***** DATASET ROWS

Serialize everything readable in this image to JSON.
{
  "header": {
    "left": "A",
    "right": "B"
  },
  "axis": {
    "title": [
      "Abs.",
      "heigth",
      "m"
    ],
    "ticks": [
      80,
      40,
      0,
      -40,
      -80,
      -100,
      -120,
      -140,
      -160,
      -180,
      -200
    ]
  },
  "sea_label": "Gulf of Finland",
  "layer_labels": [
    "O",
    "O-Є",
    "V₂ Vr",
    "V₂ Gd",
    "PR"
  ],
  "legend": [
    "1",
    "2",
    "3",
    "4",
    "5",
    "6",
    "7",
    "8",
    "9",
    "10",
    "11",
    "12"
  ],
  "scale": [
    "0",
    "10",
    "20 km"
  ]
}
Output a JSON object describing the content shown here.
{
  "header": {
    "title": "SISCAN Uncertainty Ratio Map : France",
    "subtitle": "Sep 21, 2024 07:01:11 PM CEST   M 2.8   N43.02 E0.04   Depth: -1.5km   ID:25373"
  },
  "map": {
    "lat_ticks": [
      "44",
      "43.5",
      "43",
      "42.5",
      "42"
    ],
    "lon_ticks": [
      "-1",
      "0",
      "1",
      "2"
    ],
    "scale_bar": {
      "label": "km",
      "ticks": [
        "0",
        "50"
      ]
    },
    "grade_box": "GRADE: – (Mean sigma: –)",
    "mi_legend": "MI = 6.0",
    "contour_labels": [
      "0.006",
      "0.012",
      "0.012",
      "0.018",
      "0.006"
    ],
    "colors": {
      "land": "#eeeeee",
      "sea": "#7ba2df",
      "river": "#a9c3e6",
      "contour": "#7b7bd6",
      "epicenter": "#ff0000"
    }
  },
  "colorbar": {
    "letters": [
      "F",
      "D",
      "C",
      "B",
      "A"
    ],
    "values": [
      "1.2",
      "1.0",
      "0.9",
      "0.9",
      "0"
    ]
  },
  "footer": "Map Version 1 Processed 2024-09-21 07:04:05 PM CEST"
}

**********

● TASK GOAL: Pull out each line of the records holding the string "CEST".

● EXERCISE ANSWER:
    "subtitle": "Sep 21, 2024 07:01:11 PM CEST   M 2.8   N43.02 E0.04   Depth: -1.5km   ID:25373"
  "footer": "Map Version 1 Processed 2024-09-21 07:04:05 PM CEST"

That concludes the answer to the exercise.